_Text shown_:
# # # #
Take responsibility for your defaults. When the next breach happens because someone didn’t change your default configuration, ask yourself: why was that possible? Why did we ship it insecurely? Why did we make the customer opt in to security rather than opt out of convenience?

CISOs can’t fix this alone

The CISO community is learning to stop buying security theater. They’re focusing on fundamentals. They’re demanding less noise and more substance from security vendors.

But we can’t patch our way out of platforms that ship vulnerable. We can’t firewall our way around operating systems that assume flat networks. We can’t MFA our way past authentication systems that still accept passwords. And we can’t budget our way out of security being locked behind premium licenses.

You’re the foundation we’re building on. If the foundation is compromised, everything on top of it is compromised too. We need you to ship platforms that are secure by default, not secure if configured correctly by experts with enterprise budgets.
# # # #
Records taken from a collection
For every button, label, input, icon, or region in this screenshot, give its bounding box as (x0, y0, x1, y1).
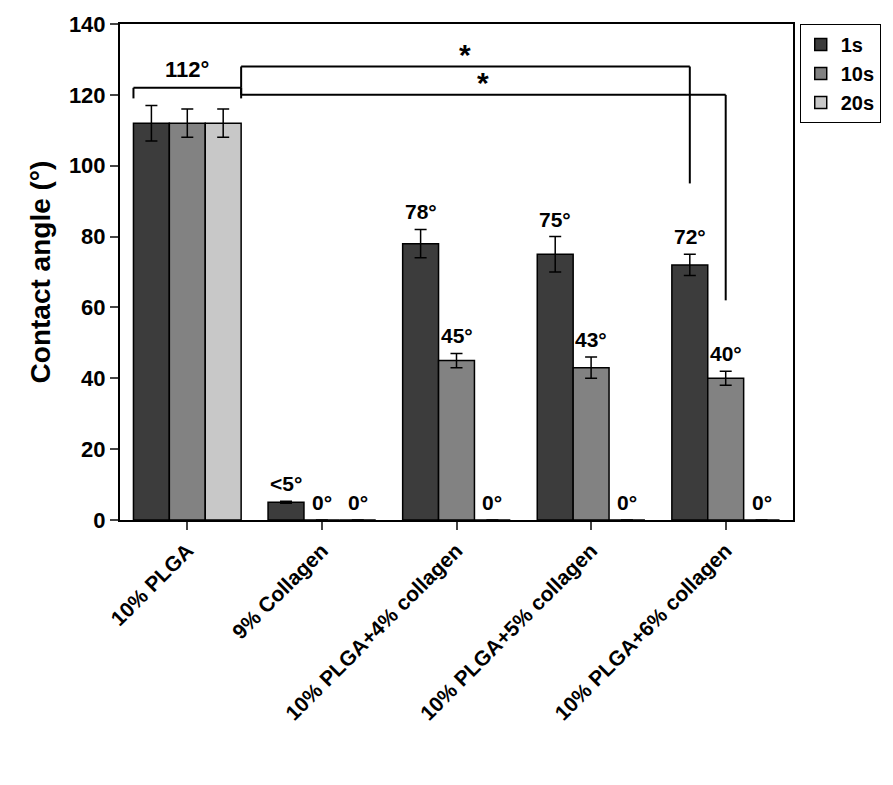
svg-text:1s: 1s (841, 34, 863, 56)
svg-text:45°: 45° (441, 324, 473, 347)
svg-text:9% Collagen: 9% Collagen (228, 539, 333, 644)
svg-text:10% PLGA+4% collagen: 10% PLGA+4% collagen (281, 539, 467, 725)
svg-text:10% PLGA+5% collagen: 10% PLGA+5% collagen (415, 539, 601, 725)
svg-text:112°: 112° (165, 57, 209, 82)
svg-text:78°: 78° (405, 200, 437, 223)
svg-text:10% PLGA: 10% PLGA (106, 539, 197, 630)
svg-text:100: 100 (69, 153, 106, 178)
svg-text:*: * (459, 38, 471, 71)
svg-text:10s: 10s (841, 63, 874, 85)
svg-text:0°: 0° (482, 491, 502, 514)
svg-text:*: * (477, 66, 489, 99)
svg-text:140: 140 (69, 12, 106, 37)
svg-text:<5°: <5° (270, 472, 302, 495)
svg-text:43°: 43° (575, 328, 607, 351)
svg-text:80: 80 (81, 224, 105, 249)
svg-text:20: 20 (81, 437, 105, 462)
svg-text:20s: 20s (841, 92, 874, 114)
svg-text:0°: 0° (752, 491, 772, 514)
svg-text:0°: 0° (617, 491, 637, 514)
svg-text:10% PLGA+6% collagen: 10% PLGA+6% collagen (550, 539, 736, 725)
svg-text:60: 60 (81, 295, 105, 320)
svg-text:40: 40 (81, 366, 105, 391)
svg-text:75°: 75° (539, 208, 571, 231)
svg-text:120: 120 (69, 83, 106, 108)
svg-text:0°: 0° (312, 491, 332, 514)
svg-text:72°: 72° (674, 225, 706, 248)
svg-text:0°: 0° (348, 491, 368, 514)
svg-text:Contact angle (°): Contact angle (°) (25, 161, 56, 384)
svg-text:0: 0 (93, 508, 105, 533)
svg-text:40°: 40° (710, 342, 742, 365)
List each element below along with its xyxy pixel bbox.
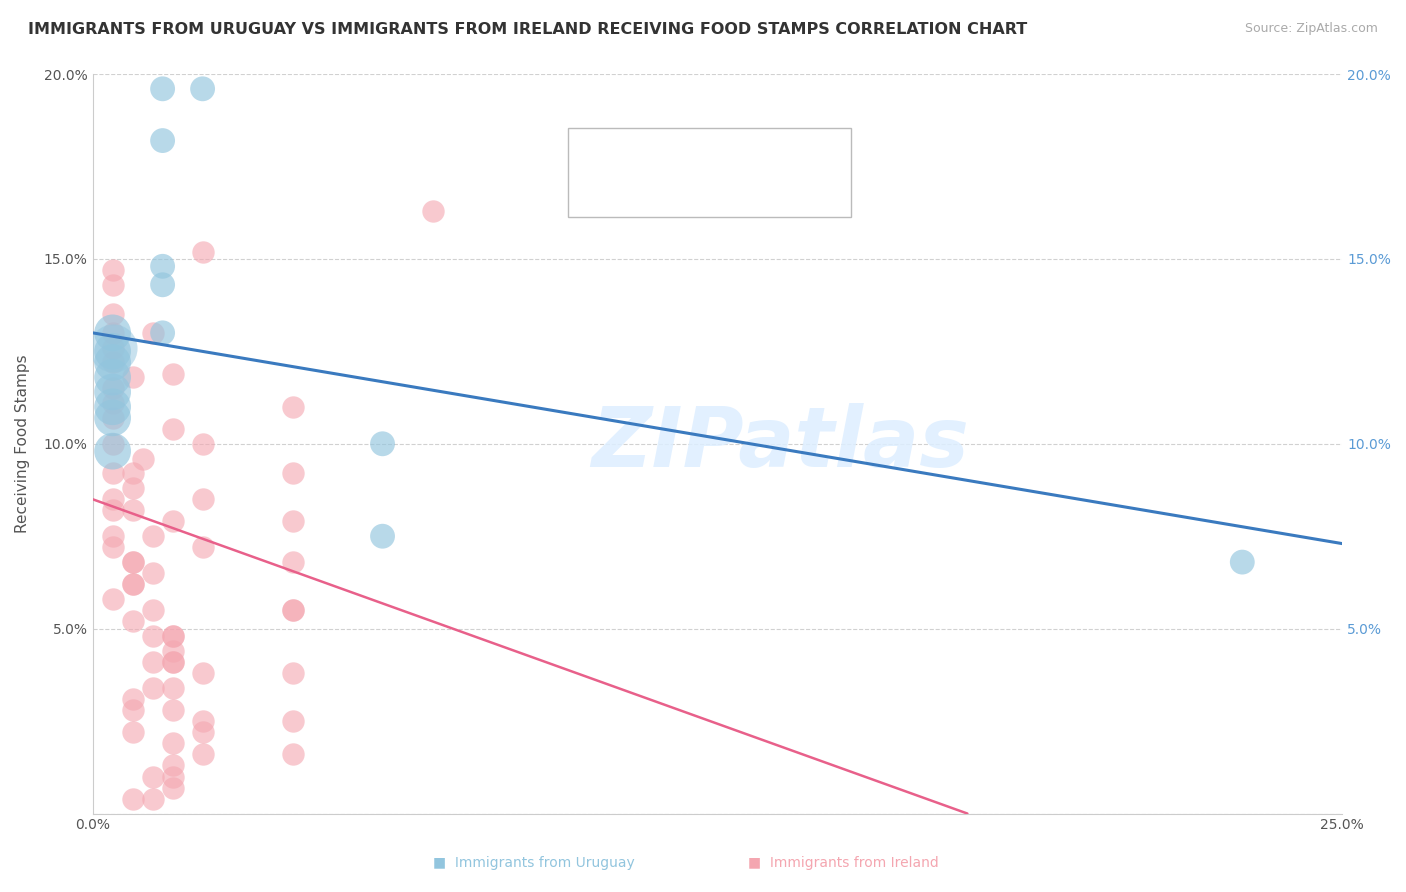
Point [121,614,143,628]
Point [371,437,394,451]
Text: ■  Immigrants from Ireland: ■ Immigrants from Ireland [748,856,939,871]
Point [131,451,153,466]
Point [162,629,184,643]
Point [371,529,394,543]
Point [162,681,184,695]
Point [101,370,124,384]
Point [152,134,174,148]
Point [121,577,143,591]
Point [142,629,165,643]
Point [162,629,184,643]
Point [101,503,124,517]
Point [101,444,124,458]
Point [152,326,174,340]
Point [162,770,184,784]
Point [281,747,304,762]
Text: R = -0.242   N = 70: R = -0.242 N = 70 [619,190,769,205]
Point [152,82,174,96]
Point [162,515,184,529]
Point [101,341,124,355]
Point [101,410,124,425]
Point [281,555,304,569]
Point [101,341,124,355]
Point [142,603,165,617]
Point [142,770,165,784]
Point [101,355,124,369]
Point [1232,555,1254,569]
Point [121,791,143,805]
Point [101,384,124,399]
Point [121,555,143,569]
Point [191,725,214,739]
Point [191,437,214,451]
Point [101,437,124,451]
Text: IMMIGRANTS FROM URUGUAY VS IMMIGRANTS FROM IRELAND RECEIVING FOOD STAMPS CORRELA: IMMIGRANTS FROM URUGUAY VS IMMIGRANTS FR… [28,22,1028,37]
Point [101,529,124,543]
Y-axis label: Receiving Food Stamps: Receiving Food Stamps [15,354,30,533]
Point [162,736,184,750]
Point [101,492,124,507]
Text: R = -0.337   N = 17: R = -0.337 N = 17 [619,144,769,159]
Point [101,400,124,414]
Point [281,714,304,728]
Point [142,791,165,805]
Point [121,503,143,517]
Point [121,577,143,591]
Point [162,655,184,669]
Point [101,307,124,321]
Point [191,492,214,507]
Point [191,82,214,96]
Point [191,244,214,259]
Point [121,725,143,739]
Point [101,277,124,292]
Point [281,400,304,414]
Point [152,277,174,292]
Point [121,370,143,384]
Point [101,541,124,555]
Point [101,381,124,395]
Point [191,714,214,728]
Point [101,326,124,340]
Point [142,529,165,543]
Text: ZIPatlas: ZIPatlas [591,403,969,484]
Point [162,758,184,772]
Point [162,367,184,381]
Point [101,263,124,277]
Point [121,555,143,569]
Point [281,603,304,617]
Point [162,655,184,669]
Point [121,703,143,717]
Point [191,541,214,555]
Point [121,481,143,495]
Point [101,467,124,481]
Point [422,203,444,218]
Point [191,747,214,762]
Point [162,644,184,658]
Point [152,260,174,274]
Point [121,467,143,481]
Point [281,515,304,529]
Point [162,780,184,795]
Text: ■  Immigrants from Uruguay: ■ Immigrants from Uruguay [433,856,636,871]
Point [101,592,124,607]
Point [101,410,124,425]
Point [142,681,165,695]
Point [121,692,143,706]
Point [281,603,304,617]
Point [142,655,165,669]
Text: Source: ZipAtlas.com: Source: ZipAtlas.com [1244,22,1378,36]
Point [101,355,124,369]
Point [101,344,124,359]
Point [281,467,304,481]
Point [191,666,214,681]
Point [142,566,165,581]
Point [101,326,124,340]
Point [281,666,304,681]
Point [162,422,184,436]
Point [162,703,184,717]
Point [142,326,165,340]
Point [101,396,124,410]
# # # #
_Set problem_: Continue the essay on vendors shipping secure defaults, starting right after its last sentence. The material is not needed for anything here.

_Response to the task_:
Stop shipping insecure defaults and calling it flexibility. Stop making security the customer’s problem to solve. Stop charging extra for basic protections. Build platforms that make breaches harder, not easier.

We’ll adapt to the friction. We’ll train users on new authentication methods. We’ll update our applications to work with restrictive defaults. But you have to ship it first.

The attacks truly aren’t getting more sophisticated. The fundamentals keep failing. And many of the fundamentals are your responsibility.

Ship secure defaults.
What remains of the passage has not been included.